- [Data to use]:
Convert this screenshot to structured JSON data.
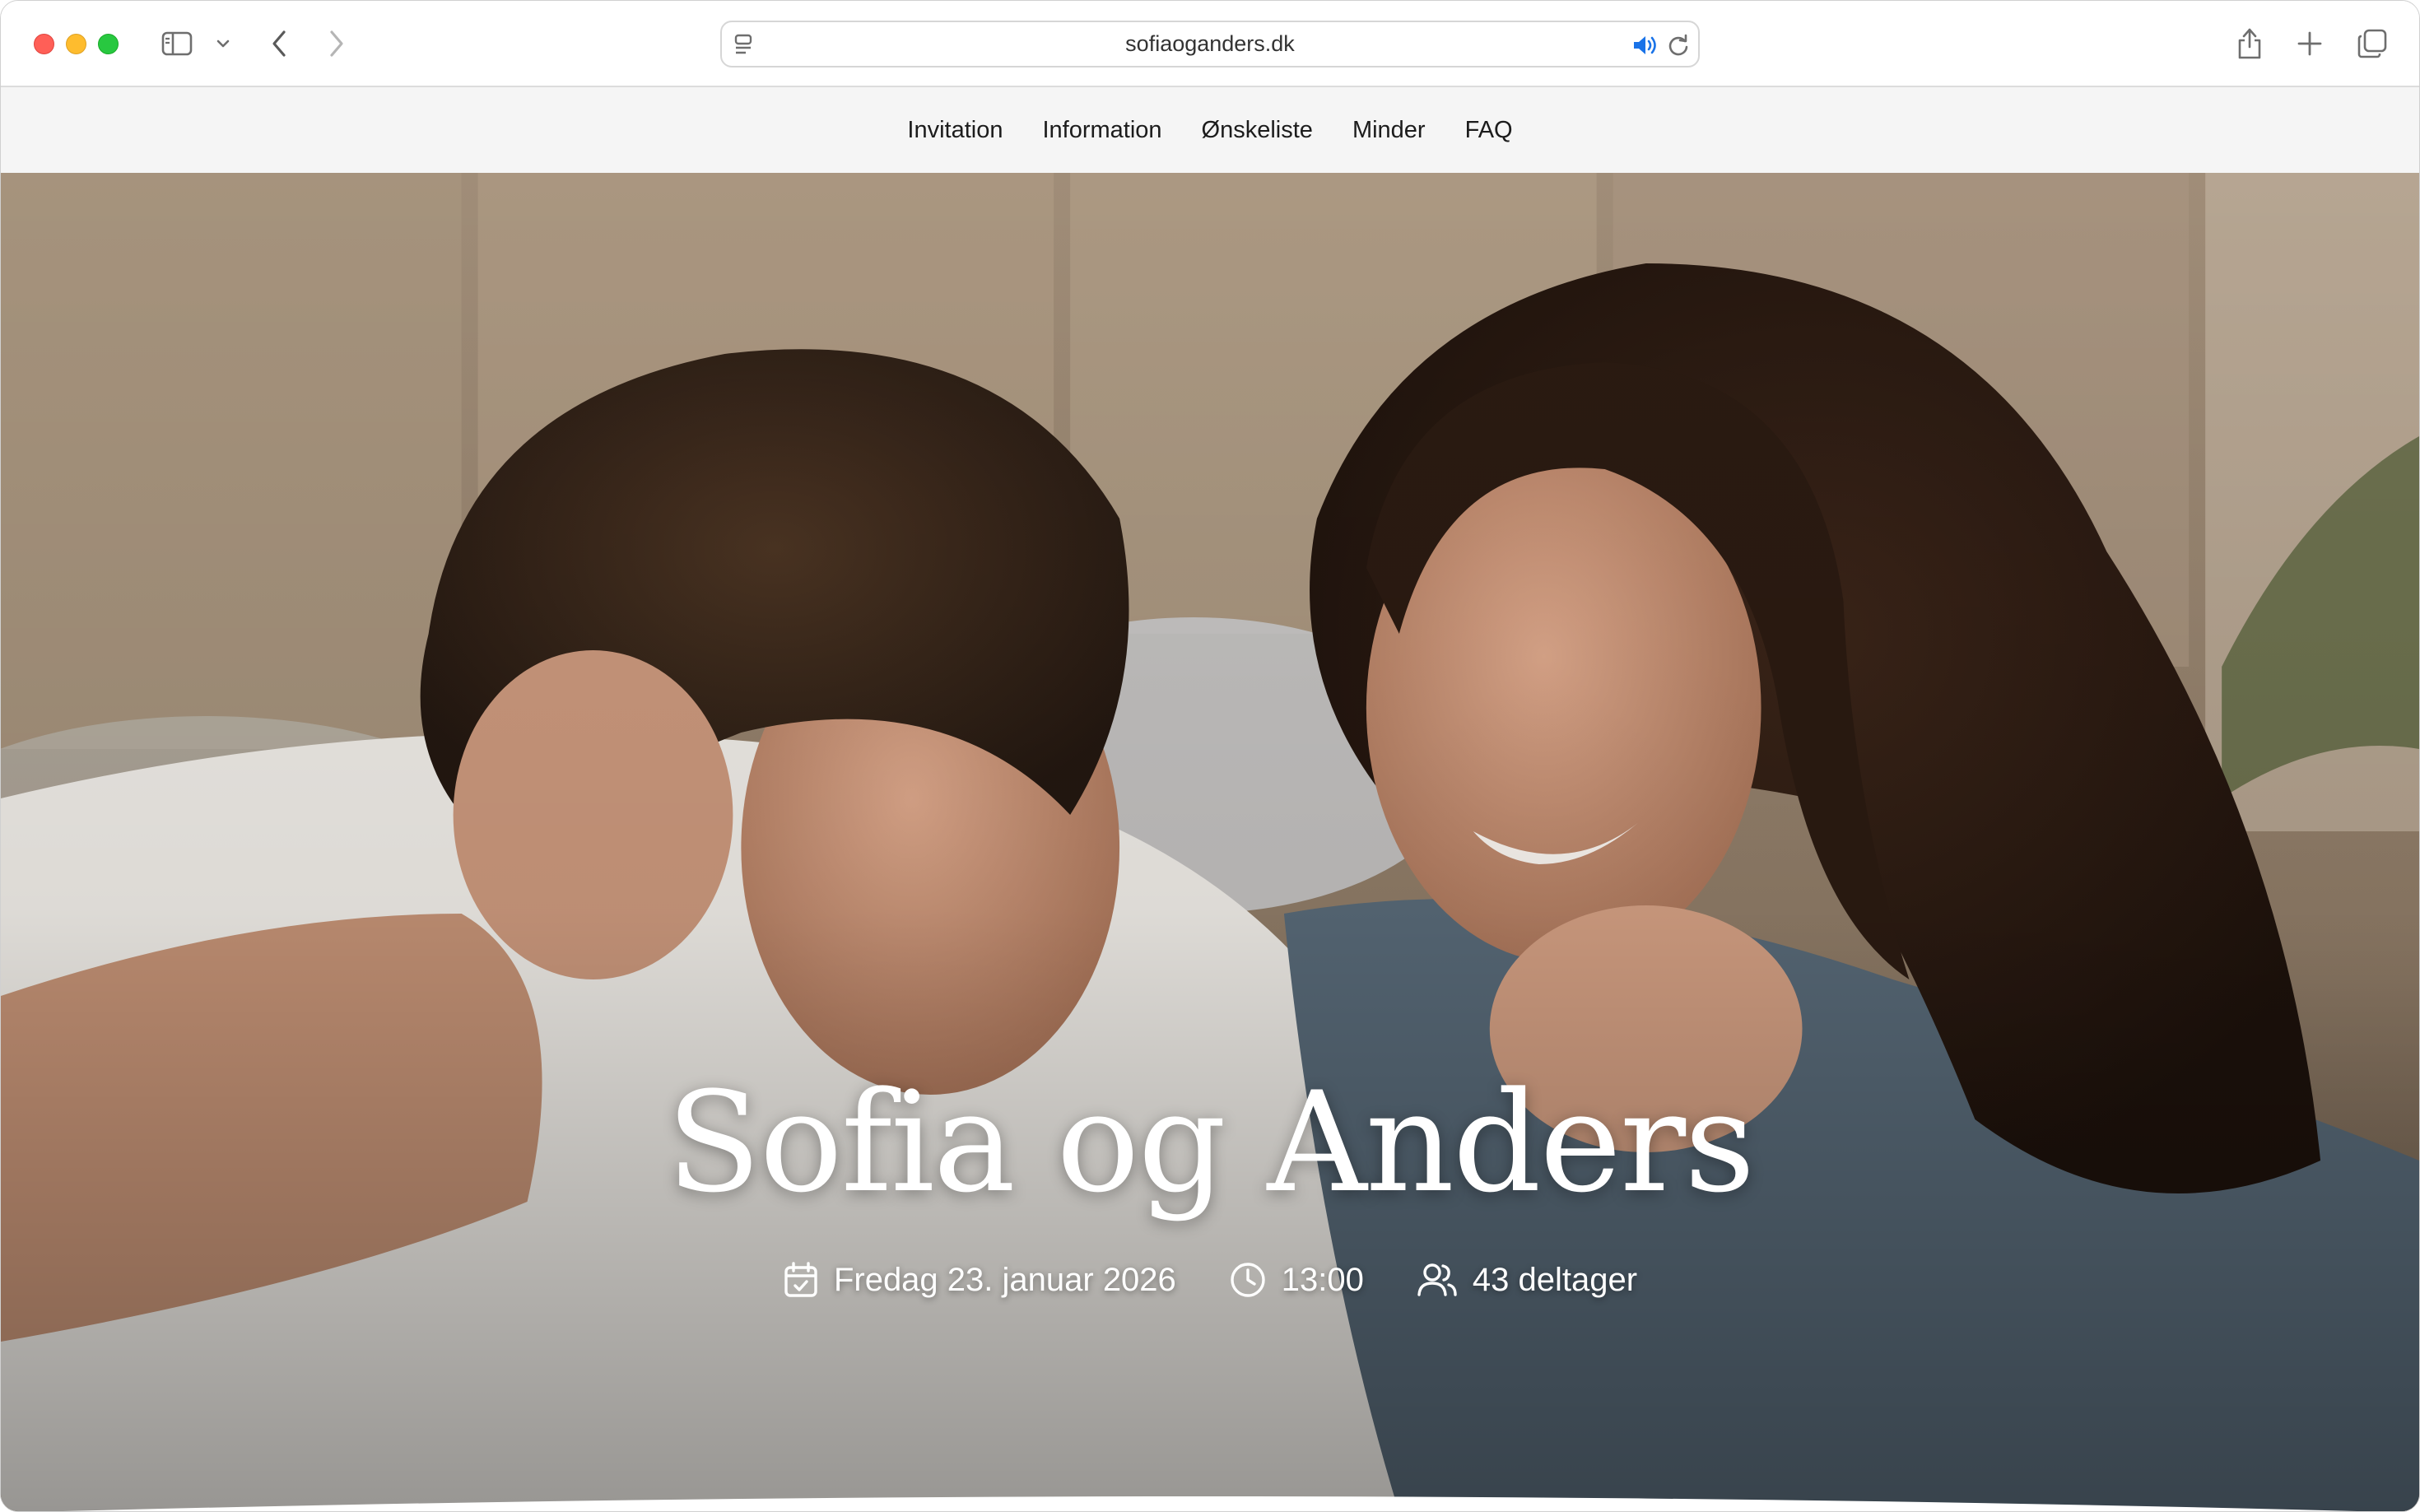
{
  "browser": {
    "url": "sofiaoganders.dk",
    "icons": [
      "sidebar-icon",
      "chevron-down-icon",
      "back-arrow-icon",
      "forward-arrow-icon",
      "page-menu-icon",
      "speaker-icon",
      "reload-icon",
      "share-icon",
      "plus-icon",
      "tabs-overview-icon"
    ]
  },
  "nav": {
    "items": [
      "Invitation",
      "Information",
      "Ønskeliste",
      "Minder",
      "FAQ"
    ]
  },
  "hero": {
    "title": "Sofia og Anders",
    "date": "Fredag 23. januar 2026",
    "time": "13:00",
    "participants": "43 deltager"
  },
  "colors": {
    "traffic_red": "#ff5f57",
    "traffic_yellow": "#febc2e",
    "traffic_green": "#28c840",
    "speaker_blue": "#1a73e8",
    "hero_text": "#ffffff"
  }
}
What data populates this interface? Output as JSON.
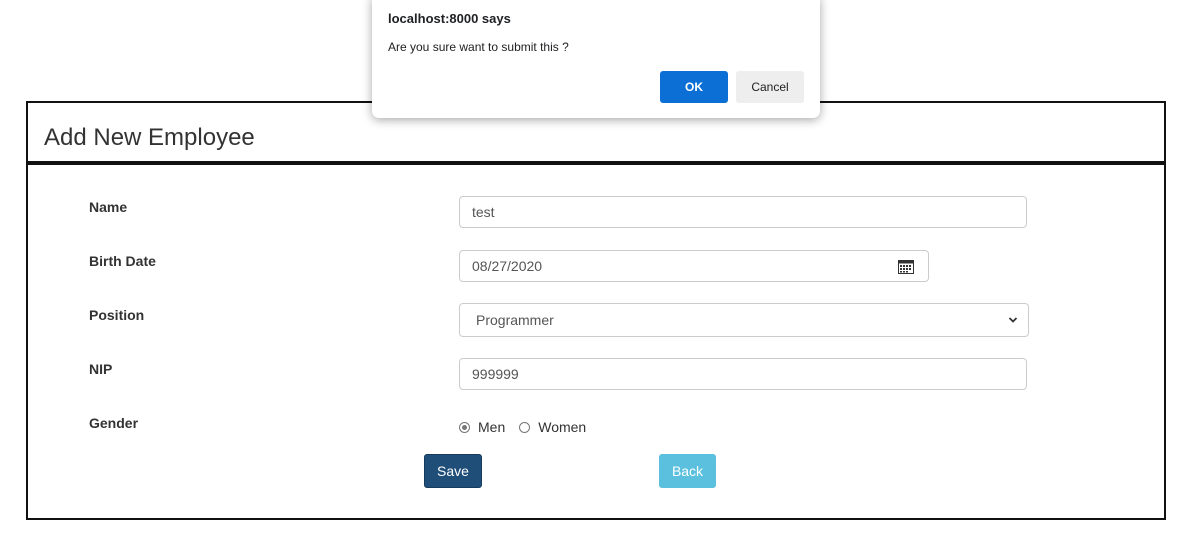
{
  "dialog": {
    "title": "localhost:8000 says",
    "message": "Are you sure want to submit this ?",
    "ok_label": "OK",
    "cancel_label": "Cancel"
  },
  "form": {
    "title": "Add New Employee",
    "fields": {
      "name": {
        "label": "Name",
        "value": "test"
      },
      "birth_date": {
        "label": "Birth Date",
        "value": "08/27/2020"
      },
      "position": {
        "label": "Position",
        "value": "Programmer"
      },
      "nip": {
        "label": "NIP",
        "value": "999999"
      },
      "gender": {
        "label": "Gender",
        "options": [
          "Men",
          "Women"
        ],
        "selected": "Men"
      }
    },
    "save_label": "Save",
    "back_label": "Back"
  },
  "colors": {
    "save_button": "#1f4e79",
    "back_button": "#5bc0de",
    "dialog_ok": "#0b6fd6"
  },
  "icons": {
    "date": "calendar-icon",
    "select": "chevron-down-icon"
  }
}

- [Directions for this task]: Repeat the data exactly, without the pictures.

- [Solution]:
Convert this screenshot to structured JSON data.
{
  "browser": {
    "url": "sofiaoganders.dk",
    "icons": [
      "sidebar-icon",
      "chevron-down-icon",
      "back-arrow-icon",
      "forward-arrow-icon",
      "page-menu-icon",
      "speaker-icon",
      "reload-icon",
      "share-icon",
      "plus-icon",
      "tabs-overview-icon"
    ]
  },
  "nav": {
    "items": [
      "Invitation",
      "Information",
      "Ønskeliste",
      "Minder",
      "FAQ"
    ]
  },
  "hero": {
    "title": "Sofia og Anders",
    "date": "Fredag 23. januar 2026",
    "time": "13:00",
    "participants": "43 deltager"
  },
  "colors": {
    "traffic_red": "#ff5f57",
    "traffic_yellow": "#febc2e",
    "traffic_green": "#28c840",
    "speaker_blue": "#1a73e8",
    "hero_text": "#ffffff"
  }
}
What data populates this interface? Output as JSON.
{
  "dialog": {
    "title": "localhost:8000 says",
    "message": "Are you sure want to submit this ?",
    "ok_label": "OK",
    "cancel_label": "Cancel"
  },
  "form": {
    "title": "Add New Employee",
    "fields": {
      "name": {
        "label": "Name",
        "value": "test"
      },
      "birth_date": {
        "label": "Birth Date",
        "value": "08/27/2020"
      },
      "position": {
        "label": "Position",
        "value": "Programmer"
      },
      "nip": {
        "label": "NIP",
        "value": "999999"
      },
      "gender": {
        "label": "Gender",
        "options": [
          "Men",
          "Women"
        ],
        "selected": "Men"
      }
    },
    "save_label": "Save",
    "back_label": "Back"
  },
  "colors": {
    "save_button": "#1f4e79",
    "back_button": "#5bc0de",
    "dialog_ok": "#0b6fd6"
  },
  "icons": {
    "date": "calendar-icon",
    "select": "chevron-down-icon"
  }
}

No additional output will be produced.